- [Stored items from a collection]

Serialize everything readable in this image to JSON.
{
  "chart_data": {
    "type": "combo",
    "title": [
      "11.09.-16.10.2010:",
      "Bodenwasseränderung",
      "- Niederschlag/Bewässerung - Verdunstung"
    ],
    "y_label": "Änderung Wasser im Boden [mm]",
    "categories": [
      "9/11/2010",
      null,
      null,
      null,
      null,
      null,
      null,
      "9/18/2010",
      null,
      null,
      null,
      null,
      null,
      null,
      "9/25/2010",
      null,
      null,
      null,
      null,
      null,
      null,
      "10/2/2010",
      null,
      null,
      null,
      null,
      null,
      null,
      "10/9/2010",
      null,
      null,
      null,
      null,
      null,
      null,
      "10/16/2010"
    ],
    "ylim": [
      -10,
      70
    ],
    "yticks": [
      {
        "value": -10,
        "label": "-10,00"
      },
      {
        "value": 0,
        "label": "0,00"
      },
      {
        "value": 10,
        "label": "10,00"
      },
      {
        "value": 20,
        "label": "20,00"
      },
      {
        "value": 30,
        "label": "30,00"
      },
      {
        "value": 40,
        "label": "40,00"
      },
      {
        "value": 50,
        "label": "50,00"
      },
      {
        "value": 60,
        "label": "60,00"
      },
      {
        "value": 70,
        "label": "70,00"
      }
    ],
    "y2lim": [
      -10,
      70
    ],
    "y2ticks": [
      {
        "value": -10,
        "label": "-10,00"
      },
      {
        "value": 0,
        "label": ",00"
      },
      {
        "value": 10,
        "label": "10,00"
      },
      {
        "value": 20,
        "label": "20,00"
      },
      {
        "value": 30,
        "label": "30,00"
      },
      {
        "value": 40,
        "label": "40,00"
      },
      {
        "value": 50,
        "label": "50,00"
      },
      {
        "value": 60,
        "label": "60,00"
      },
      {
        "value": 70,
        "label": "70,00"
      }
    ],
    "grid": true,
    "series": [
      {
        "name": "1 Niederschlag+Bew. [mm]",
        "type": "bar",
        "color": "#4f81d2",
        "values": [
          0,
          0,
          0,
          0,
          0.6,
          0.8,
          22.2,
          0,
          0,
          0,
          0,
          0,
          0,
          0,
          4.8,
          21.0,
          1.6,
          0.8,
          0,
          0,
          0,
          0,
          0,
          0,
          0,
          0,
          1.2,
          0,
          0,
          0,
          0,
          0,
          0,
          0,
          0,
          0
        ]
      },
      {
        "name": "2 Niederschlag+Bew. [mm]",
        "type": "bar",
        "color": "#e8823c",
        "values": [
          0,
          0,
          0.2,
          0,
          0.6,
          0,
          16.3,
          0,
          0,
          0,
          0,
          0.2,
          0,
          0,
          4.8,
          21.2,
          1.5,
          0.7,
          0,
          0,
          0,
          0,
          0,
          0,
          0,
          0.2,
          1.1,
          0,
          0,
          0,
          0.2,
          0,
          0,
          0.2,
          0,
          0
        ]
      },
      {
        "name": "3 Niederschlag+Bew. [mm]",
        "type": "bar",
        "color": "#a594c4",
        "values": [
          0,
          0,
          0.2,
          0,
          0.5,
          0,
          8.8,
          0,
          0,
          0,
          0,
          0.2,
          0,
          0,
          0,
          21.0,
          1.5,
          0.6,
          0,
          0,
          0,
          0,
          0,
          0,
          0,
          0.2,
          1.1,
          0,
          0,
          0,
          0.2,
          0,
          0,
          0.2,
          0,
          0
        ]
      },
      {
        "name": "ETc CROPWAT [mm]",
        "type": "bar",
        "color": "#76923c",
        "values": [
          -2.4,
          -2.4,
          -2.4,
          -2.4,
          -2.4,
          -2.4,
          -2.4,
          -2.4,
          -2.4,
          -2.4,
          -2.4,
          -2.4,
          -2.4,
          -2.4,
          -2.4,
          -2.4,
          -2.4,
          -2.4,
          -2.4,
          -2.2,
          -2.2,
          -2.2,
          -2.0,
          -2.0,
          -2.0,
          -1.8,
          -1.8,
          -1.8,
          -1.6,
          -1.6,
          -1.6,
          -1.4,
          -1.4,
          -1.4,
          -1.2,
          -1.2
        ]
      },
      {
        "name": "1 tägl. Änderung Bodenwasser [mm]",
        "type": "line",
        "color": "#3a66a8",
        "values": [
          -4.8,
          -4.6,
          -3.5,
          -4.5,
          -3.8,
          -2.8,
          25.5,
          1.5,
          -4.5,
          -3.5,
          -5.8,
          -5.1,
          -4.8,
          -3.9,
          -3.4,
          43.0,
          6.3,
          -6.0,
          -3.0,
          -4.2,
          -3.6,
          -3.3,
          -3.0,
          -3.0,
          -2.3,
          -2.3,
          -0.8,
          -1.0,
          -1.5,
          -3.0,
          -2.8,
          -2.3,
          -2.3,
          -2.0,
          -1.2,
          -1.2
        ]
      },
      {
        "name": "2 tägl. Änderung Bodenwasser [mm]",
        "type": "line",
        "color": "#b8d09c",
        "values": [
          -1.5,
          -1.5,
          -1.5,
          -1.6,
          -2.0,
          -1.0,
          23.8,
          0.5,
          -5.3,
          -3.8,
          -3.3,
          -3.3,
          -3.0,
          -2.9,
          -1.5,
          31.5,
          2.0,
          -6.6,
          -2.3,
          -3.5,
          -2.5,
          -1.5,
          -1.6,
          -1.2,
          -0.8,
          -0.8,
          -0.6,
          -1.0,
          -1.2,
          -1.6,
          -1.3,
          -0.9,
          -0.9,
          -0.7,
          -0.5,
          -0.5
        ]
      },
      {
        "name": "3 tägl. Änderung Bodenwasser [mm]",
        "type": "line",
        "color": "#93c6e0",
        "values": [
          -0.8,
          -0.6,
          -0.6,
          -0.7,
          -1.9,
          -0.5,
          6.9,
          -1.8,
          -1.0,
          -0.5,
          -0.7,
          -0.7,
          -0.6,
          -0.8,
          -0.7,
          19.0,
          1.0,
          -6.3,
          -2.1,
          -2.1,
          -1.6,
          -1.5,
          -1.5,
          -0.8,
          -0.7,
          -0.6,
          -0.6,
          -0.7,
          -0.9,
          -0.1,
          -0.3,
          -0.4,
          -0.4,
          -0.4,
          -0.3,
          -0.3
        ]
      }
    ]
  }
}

- [TO BE DONE]
How many lines of the data hold the string "color"? Reply with the number alone.

- [RESULT FOR THIS EXERCISE]
7